- **Stated exercise**
Reproduce the lines below without changing anything, and leave out the pictures.

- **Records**
————————

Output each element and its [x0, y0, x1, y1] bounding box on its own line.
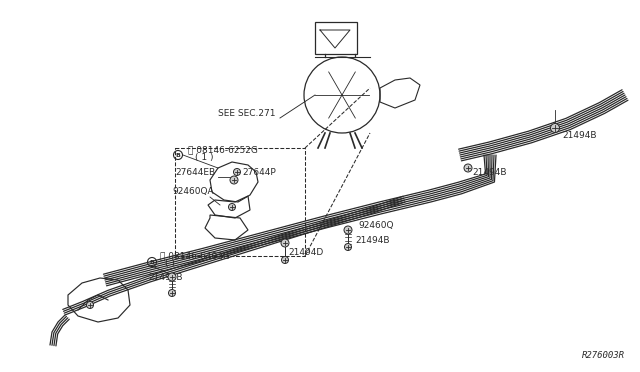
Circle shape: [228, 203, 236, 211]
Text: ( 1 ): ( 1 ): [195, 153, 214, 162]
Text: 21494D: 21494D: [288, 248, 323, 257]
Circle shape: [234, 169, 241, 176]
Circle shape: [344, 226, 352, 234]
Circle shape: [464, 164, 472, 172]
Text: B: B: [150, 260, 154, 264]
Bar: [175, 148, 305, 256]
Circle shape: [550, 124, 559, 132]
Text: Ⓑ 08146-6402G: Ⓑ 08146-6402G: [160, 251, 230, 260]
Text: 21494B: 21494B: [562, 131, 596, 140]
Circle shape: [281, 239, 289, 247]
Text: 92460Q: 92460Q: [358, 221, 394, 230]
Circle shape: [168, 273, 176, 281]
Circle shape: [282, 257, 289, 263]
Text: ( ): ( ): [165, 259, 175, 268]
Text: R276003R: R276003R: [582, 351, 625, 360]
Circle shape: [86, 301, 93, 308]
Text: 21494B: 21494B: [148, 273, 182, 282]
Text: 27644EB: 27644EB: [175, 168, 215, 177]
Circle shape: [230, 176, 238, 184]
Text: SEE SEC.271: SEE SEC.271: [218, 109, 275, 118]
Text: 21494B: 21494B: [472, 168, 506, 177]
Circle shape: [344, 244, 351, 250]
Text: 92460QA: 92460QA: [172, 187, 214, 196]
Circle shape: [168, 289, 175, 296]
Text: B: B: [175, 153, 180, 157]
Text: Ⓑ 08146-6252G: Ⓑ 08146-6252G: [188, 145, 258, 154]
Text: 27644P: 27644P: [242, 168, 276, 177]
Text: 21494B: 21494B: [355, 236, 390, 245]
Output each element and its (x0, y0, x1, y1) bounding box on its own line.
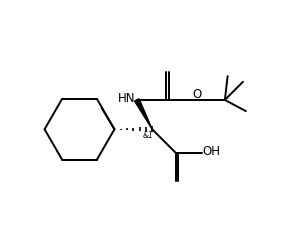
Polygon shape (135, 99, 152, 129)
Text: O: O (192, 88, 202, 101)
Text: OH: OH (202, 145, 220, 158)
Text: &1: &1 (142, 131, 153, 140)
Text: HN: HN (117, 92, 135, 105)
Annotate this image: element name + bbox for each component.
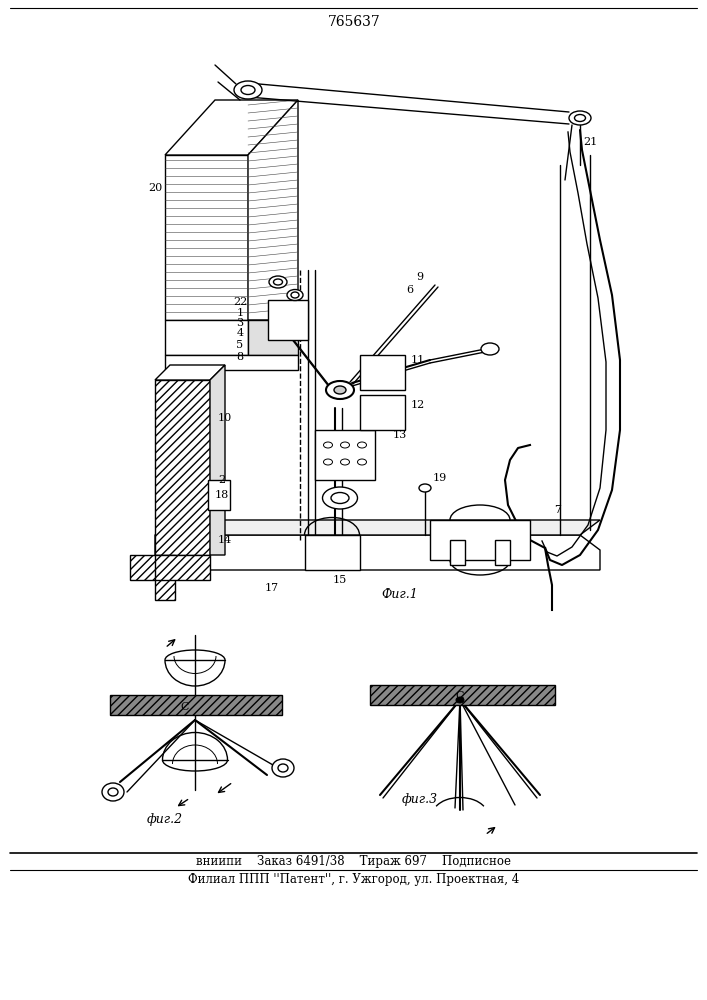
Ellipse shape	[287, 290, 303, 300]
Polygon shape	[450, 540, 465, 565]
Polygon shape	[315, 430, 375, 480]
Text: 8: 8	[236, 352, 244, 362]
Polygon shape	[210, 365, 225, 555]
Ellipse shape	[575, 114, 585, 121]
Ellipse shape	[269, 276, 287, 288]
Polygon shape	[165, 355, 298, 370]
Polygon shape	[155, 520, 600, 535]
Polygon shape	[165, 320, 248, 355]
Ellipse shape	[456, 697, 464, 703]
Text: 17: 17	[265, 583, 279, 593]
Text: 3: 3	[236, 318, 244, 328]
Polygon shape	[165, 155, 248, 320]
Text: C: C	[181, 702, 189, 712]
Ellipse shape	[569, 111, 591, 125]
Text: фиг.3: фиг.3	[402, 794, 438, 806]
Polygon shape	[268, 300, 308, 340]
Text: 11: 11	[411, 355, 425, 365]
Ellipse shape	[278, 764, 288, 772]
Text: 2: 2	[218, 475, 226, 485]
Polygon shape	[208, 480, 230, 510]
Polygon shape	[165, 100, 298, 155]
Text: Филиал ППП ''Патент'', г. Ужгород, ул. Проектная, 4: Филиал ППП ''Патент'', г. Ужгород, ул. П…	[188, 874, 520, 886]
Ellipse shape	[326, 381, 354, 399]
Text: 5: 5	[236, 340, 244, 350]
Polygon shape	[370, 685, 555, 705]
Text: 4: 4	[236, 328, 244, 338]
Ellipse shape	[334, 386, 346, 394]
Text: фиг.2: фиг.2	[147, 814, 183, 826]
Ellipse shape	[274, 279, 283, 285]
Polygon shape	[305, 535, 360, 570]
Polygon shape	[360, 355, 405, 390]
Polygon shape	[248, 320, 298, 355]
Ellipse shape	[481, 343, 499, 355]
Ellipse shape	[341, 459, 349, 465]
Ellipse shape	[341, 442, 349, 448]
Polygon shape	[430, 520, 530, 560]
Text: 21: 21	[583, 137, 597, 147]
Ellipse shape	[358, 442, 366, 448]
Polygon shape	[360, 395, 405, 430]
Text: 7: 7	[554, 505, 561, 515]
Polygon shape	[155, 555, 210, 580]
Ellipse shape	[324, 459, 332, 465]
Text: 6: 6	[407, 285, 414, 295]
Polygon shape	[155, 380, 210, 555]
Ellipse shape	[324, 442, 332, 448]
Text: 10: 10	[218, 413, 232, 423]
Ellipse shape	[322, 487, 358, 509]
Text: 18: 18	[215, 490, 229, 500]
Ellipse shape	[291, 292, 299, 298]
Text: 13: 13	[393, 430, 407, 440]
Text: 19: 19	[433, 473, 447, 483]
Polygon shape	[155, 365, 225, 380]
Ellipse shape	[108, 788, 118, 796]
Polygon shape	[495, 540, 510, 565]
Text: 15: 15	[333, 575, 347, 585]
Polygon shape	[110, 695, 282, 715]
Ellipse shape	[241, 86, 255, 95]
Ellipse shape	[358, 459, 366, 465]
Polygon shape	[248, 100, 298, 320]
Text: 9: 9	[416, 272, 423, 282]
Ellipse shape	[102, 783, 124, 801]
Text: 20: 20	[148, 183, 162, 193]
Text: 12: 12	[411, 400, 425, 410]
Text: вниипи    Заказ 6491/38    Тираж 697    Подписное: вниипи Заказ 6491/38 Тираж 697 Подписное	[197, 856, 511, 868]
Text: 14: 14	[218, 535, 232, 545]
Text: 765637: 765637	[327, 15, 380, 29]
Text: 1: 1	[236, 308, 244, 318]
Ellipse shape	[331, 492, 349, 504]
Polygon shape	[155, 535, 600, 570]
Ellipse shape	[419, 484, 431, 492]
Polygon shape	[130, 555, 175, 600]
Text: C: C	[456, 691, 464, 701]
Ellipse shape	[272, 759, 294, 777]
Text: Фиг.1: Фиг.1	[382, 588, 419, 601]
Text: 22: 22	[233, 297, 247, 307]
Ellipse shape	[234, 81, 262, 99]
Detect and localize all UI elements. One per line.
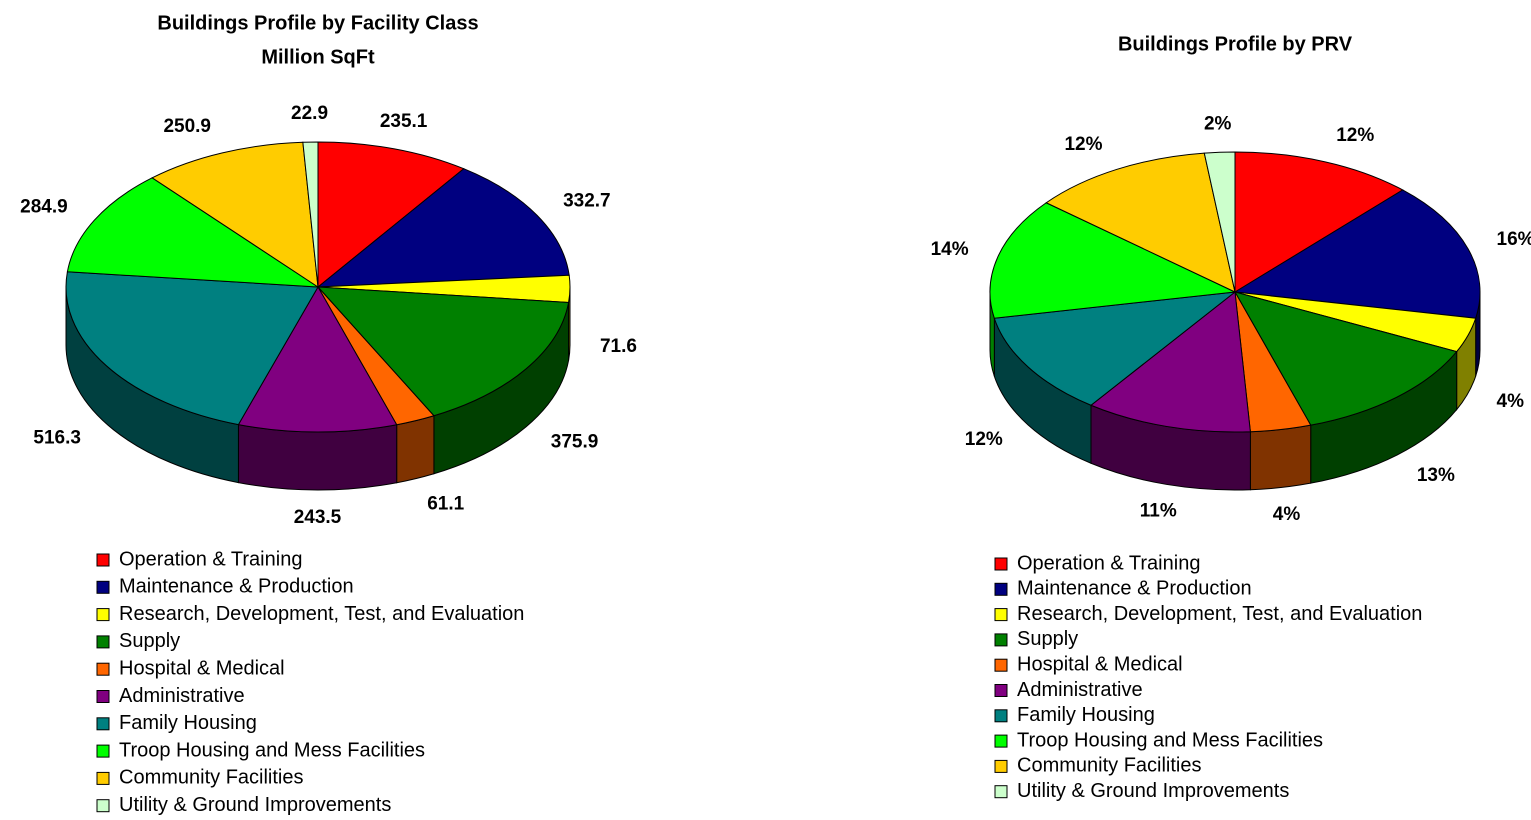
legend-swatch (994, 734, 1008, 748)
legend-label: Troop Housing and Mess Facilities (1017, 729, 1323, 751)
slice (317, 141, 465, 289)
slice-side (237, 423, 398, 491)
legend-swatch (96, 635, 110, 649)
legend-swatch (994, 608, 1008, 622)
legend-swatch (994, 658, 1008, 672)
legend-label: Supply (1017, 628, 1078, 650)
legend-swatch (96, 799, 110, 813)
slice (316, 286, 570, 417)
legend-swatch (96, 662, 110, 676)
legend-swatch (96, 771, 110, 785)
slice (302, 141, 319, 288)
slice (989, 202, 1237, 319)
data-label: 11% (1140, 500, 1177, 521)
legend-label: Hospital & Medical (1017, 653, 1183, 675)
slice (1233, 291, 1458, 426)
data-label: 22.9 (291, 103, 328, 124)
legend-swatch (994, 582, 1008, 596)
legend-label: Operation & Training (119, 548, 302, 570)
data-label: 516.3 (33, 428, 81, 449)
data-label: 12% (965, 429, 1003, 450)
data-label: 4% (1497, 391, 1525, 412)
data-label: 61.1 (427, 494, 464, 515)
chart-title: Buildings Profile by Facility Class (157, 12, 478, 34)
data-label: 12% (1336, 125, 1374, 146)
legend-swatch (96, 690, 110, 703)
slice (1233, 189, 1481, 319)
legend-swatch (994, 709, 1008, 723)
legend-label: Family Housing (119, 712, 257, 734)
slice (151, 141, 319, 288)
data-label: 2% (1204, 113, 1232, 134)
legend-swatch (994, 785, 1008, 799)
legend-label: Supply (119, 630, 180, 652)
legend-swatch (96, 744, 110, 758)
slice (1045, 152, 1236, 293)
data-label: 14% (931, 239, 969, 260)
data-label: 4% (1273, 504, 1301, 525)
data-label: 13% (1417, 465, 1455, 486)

————————

- **Problem solution**
Output each element and its [x0, y0, x1, y1] bounding box on its own line.
Circle shape: [228, 203, 236, 211]
Text: ( 1 ): ( 1 ): [195, 153, 214, 162]
Text: 21494D: 21494D: [288, 248, 323, 257]
Circle shape: [234, 169, 241, 176]
Circle shape: [344, 226, 352, 234]
Circle shape: [464, 164, 472, 172]
Text: B: B: [150, 260, 154, 264]
Bar: [175, 148, 305, 256]
Circle shape: [550, 124, 559, 132]
Text: Ⓑ 08146-6402G: Ⓑ 08146-6402G: [160, 251, 230, 260]
Text: 21494B: 21494B: [562, 131, 596, 140]
Circle shape: [281, 239, 289, 247]
Text: 92460Q: 92460Q: [358, 221, 394, 230]
Circle shape: [168, 273, 176, 281]
Circle shape: [282, 257, 289, 263]
Text: ( ): ( ): [165, 259, 175, 268]
Text: R276003R: R276003R: [582, 351, 625, 360]
Circle shape: [86, 301, 93, 308]
Text: 21494B: 21494B: [148, 273, 182, 282]
Text: 27644EB: 27644EB: [175, 168, 215, 177]
Circle shape: [230, 176, 238, 184]
Text: SEE SEC.271: SEE SEC.271: [218, 109, 275, 118]
Text: 21494B: 21494B: [472, 168, 506, 177]
Circle shape: [344, 244, 351, 250]
Text: 92460QA: 92460QA: [172, 187, 214, 196]
Circle shape: [168, 289, 175, 296]
Text: B: B: [175, 153, 180, 157]
Text: Ⓑ 08146-6252G: Ⓑ 08146-6252G: [188, 145, 258, 154]
Text: 27644P: 27644P: [242, 168, 276, 177]
Text: 21494B: 21494B: [355, 236, 390, 245]
Output each element and its (x0, y0, x1, y1) bounding box on its own line.
Polygon shape (135, 99, 152, 129)
Text: O: O (192, 88, 202, 101)
Text: OH: OH (202, 145, 220, 158)
Text: &1: &1 (142, 131, 153, 140)
Text: HN: HN (117, 92, 135, 105)
Annotate this image: element name + bbox for each component.
Ellipse shape	[287, 290, 303, 300]
Polygon shape	[450, 540, 465, 565]
Polygon shape	[315, 430, 375, 480]
Text: 8: 8	[236, 352, 244, 362]
Polygon shape	[210, 365, 225, 555]
Ellipse shape	[575, 114, 585, 121]
Ellipse shape	[269, 276, 287, 288]
Polygon shape	[165, 355, 298, 370]
Polygon shape	[155, 520, 600, 535]
Polygon shape	[165, 320, 248, 355]
Ellipse shape	[456, 697, 464, 703]
Text: 17: 17	[265, 583, 279, 593]
Text: 3: 3	[236, 318, 244, 328]
Polygon shape	[165, 155, 248, 320]
Text: C: C	[181, 702, 189, 712]
Ellipse shape	[569, 111, 591, 125]
Text: фиг.3: фиг.3	[402, 794, 438, 806]
Polygon shape	[268, 300, 308, 340]
Text: 11: 11	[411, 355, 425, 365]
Ellipse shape	[278, 764, 288, 772]
Text: 2: 2	[218, 475, 226, 485]
Polygon shape	[208, 480, 230, 510]
Polygon shape	[165, 100, 298, 155]
Text: Филиал ППП ''Патент'', г. Ужгород, ул. Проектная, 4: Филиал ППП ''Патент'', г. Ужгород, ул. П…	[188, 874, 520, 886]
Ellipse shape	[326, 381, 354, 399]
Text: 5: 5	[236, 340, 244, 350]
Polygon shape	[370, 685, 555, 705]
Text: 4: 4	[236, 328, 244, 338]
Ellipse shape	[334, 386, 346, 394]
Text: фиг.2: фиг.2	[147, 814, 183, 826]
Ellipse shape	[274, 279, 283, 285]
Polygon shape	[305, 535, 360, 570]
Polygon shape	[360, 355, 405, 390]
Polygon shape	[248, 320, 298, 355]
Ellipse shape	[481, 343, 499, 355]
Ellipse shape	[341, 459, 349, 465]
Ellipse shape	[341, 442, 349, 448]
Polygon shape	[430, 520, 530, 560]
Text: 21: 21	[583, 137, 597, 147]
Ellipse shape	[358, 442, 366, 448]
Polygon shape	[360, 395, 405, 430]
Text: 7: 7	[554, 505, 561, 515]
Polygon shape	[155, 555, 210, 580]
Ellipse shape	[324, 459, 332, 465]
Text: 6: 6	[407, 285, 414, 295]
Polygon shape	[155, 380, 210, 555]
Ellipse shape	[324, 442, 332, 448]
Text: 10: 10	[218, 413, 232, 423]
Ellipse shape	[322, 487, 358, 509]
Text: 18: 18	[215, 490, 229, 500]
Ellipse shape	[291, 292, 299, 298]
Text: 13: 13	[393, 430, 407, 440]
Text: 19: 19	[433, 473, 447, 483]
Polygon shape	[155, 365, 225, 380]
Ellipse shape	[108, 788, 118, 796]
Polygon shape	[495, 540, 510, 565]
Text: 15: 15	[333, 575, 347, 585]
Polygon shape	[110, 695, 282, 715]
Ellipse shape	[241, 86, 255, 95]
Ellipse shape	[358, 459, 366, 465]
Polygon shape	[248, 100, 298, 320]
Text: 9: 9	[416, 272, 423, 282]
Ellipse shape	[102, 783, 124, 801]
Text: 20: 20	[148, 183, 162, 193]
Text: 12: 12	[411, 400, 425, 410]
Text: вниипи    Заказ 6491/38    Тираж 697    Подписное: вниипи Заказ 6491/38 Тираж 697 Подписное	[197, 856, 511, 868]
Text: 14: 14	[218, 535, 232, 545]
Text: 765637: 765637	[327, 15, 380, 29]
Text: 1: 1	[236, 308, 244, 318]
Ellipse shape	[331, 492, 349, 504]
Polygon shape	[155, 535, 600, 570]
Ellipse shape	[419, 484, 431, 492]
Polygon shape	[130, 555, 175, 600]
Text: C: C	[456, 691, 464, 701]
Ellipse shape	[272, 759, 294, 777]
Text: Фиг.1: Фиг.1	[382, 588, 419, 601]
Text: 22: 22	[233, 297, 247, 307]
Ellipse shape	[234, 81, 262, 99]
Detect and localize all UI elements. One per line.
legend-swatch (994, 734, 1008, 748)
legend-label: Troop Housing and Mess Facilities (1017, 729, 1323, 751)
slice (317, 141, 465, 289)
slice-side (237, 423, 398, 491)
legend-swatch (96, 635, 110, 649)
legend-swatch (994, 608, 1008, 622)
legend-swatch (994, 658, 1008, 672)
legend-label: Supply (1017, 628, 1078, 650)
legend-swatch (96, 799, 110, 813)
slice (316, 286, 570, 417)
legend-swatch (96, 662, 110, 676)
legend-swatch (96, 771, 110, 785)
slice (302, 141, 319, 288)
slice (989, 202, 1237, 319)
data-label: 11% (1140, 500, 1177, 521)
legend-label: Hospital & Medical (1017, 653, 1183, 675)
slice (1233, 291, 1458, 426)
data-label: 22.9 (291, 103, 328, 124)
legend-swatch (994, 582, 1008, 596)
legend-label: Operation & Training (119, 548, 302, 570)
data-label: 516.3 (33, 428, 81, 449)
data-label: 12% (965, 429, 1003, 450)
data-label: 4% (1497, 391, 1525, 412)
data-label: 61.1 (427, 494, 464, 515)
chart-title: Buildings Profile by Facility Class (157, 12, 478, 34)
data-label: 12% (1336, 125, 1374, 146)
legend-swatch (96, 690, 110, 703)
slice (1233, 189, 1481, 319)
legend-swatch (994, 709, 1008, 723)
legend-label: Family Housing (119, 712, 257, 734)
slice (151, 141, 319, 288)
data-label: 2% (1204, 113, 1232, 134)
legend-swatch (994, 785, 1008, 799)
legend-label: Supply (119, 630, 180, 652)
legend-swatch (96, 744, 110, 758)
slice (1045, 152, 1236, 293)
data-label: 14% (931, 239, 969, 260)
data-label: 4% (1273, 504, 1301, 525)
data-label: 13% (1417, 465, 1455, 486)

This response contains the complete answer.